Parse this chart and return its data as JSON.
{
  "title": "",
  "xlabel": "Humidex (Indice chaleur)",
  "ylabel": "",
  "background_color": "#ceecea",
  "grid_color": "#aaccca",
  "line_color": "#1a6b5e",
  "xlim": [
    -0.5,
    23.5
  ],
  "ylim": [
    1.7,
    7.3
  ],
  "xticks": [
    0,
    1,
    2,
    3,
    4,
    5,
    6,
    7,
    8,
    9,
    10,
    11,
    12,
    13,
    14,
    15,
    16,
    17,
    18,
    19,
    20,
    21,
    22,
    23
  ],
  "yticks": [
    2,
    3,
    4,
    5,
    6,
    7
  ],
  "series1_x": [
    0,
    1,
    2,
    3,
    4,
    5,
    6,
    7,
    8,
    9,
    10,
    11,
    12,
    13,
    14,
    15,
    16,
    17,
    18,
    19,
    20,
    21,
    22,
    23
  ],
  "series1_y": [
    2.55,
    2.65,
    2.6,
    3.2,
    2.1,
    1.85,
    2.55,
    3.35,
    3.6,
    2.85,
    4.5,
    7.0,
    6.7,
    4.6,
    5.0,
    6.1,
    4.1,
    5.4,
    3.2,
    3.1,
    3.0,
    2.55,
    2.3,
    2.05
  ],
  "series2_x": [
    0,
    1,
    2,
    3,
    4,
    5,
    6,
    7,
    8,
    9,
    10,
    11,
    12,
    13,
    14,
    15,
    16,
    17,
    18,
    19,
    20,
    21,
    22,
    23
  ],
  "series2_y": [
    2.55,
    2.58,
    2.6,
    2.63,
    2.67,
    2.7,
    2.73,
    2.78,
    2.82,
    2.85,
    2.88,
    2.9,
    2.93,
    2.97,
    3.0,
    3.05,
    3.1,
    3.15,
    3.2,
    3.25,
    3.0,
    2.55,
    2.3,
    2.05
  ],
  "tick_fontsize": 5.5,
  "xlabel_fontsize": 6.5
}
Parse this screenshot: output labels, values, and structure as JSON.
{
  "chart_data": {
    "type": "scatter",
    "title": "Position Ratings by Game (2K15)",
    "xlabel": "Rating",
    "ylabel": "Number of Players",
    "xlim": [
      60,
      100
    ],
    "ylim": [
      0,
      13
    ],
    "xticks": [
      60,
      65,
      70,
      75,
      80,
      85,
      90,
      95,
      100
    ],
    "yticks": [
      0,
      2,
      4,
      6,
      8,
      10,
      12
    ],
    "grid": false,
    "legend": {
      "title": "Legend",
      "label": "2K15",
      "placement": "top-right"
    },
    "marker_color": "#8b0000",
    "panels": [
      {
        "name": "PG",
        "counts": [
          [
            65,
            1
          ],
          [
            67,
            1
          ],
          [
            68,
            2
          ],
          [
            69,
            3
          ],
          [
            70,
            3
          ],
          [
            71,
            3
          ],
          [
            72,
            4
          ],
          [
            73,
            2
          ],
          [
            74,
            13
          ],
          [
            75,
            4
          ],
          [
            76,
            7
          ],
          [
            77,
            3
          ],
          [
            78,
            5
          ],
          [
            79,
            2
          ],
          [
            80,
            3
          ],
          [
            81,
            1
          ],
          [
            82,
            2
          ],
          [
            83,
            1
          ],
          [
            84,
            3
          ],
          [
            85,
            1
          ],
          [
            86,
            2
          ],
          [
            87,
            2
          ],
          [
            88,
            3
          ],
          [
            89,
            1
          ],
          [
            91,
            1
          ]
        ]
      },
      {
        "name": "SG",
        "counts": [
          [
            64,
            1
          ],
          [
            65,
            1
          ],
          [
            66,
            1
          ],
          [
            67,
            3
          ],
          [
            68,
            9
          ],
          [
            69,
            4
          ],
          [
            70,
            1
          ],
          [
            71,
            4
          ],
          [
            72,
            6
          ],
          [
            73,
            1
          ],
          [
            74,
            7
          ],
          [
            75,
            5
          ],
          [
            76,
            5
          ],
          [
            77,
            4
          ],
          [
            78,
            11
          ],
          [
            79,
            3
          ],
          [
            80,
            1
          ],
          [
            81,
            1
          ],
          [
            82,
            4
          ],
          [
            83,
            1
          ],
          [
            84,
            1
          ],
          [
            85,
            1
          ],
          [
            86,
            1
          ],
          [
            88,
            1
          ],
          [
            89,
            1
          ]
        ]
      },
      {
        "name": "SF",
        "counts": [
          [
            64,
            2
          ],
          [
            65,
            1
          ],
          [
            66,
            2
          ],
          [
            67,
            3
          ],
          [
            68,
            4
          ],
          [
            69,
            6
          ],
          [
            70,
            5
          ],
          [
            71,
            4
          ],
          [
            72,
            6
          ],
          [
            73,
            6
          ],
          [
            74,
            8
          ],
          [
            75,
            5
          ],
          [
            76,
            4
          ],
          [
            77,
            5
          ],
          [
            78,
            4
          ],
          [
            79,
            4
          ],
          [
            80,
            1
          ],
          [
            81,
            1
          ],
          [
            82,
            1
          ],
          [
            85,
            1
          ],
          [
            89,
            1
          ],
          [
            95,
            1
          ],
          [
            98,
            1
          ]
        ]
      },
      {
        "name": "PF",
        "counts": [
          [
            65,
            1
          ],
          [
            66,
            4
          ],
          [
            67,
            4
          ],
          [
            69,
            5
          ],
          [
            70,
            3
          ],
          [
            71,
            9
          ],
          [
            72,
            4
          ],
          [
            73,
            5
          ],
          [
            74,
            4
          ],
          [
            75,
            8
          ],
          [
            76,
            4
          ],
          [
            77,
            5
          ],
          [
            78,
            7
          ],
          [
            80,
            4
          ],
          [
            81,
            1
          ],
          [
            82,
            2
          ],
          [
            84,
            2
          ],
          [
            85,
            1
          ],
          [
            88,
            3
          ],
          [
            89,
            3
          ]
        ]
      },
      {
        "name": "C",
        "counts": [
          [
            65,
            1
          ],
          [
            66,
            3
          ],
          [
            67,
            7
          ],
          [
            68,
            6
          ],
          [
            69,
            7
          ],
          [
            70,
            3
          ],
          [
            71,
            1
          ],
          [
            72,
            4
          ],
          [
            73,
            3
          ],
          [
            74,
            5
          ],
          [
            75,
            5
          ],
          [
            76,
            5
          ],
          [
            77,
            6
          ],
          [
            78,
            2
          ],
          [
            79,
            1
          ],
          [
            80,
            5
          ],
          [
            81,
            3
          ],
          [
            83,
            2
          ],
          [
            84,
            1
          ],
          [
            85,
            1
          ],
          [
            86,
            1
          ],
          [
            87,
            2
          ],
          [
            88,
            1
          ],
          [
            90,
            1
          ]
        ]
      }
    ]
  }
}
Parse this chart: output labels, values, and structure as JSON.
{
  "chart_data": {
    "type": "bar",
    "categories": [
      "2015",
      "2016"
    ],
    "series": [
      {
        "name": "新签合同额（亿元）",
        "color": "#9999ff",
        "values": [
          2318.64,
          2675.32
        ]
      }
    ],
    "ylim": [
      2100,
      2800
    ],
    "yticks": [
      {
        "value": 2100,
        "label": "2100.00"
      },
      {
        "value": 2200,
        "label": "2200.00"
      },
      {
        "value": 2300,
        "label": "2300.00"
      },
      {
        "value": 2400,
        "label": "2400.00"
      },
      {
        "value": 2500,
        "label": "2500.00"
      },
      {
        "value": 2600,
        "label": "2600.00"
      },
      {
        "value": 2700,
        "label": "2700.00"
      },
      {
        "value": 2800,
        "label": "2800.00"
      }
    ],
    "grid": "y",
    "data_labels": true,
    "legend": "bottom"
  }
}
------------------------------
Extract the closing run of lines, starting with the one containing "Parse this chart: output" and ending at the last, exactly as written.

Parse this chart: output labels, values, and structure as JSON.
{
  "chart_data": {
    "type": "bar",
    "categories": [
      "2015",
      "2016"
    ],
    "series": [
      {
        "name": "新签合同额（亿元）",
        "color": "#9999ff",
        "values": [
          2318.64,
          2675.32
        ]
      }
    ],
    "ylim": [
      2100,
      2800
    ],
    "yticks": [
      {
        "value": 2100,
        "label": "2100.00"
      },
      {
        "value": 2200,
        "label": "2200.00"
      },
      {
        "value": 2300,
        "label": "2300.00"
      },
      {
        "value": 2400,
        "label": "2400.00"
      },
      {
        "value": 2500,
        "label": "2500.00"
      },
      {
        "value": 2600,
        "label": "2600.00"
      },
      {
        "value": 2700,
        "label": "2700.00"
      },
      {
        "value": 2800,
        "label": "2800.00"
      }
    ],
    "grid": "y",
    "data_labels": true,
    "legend": "bottom"
  }
}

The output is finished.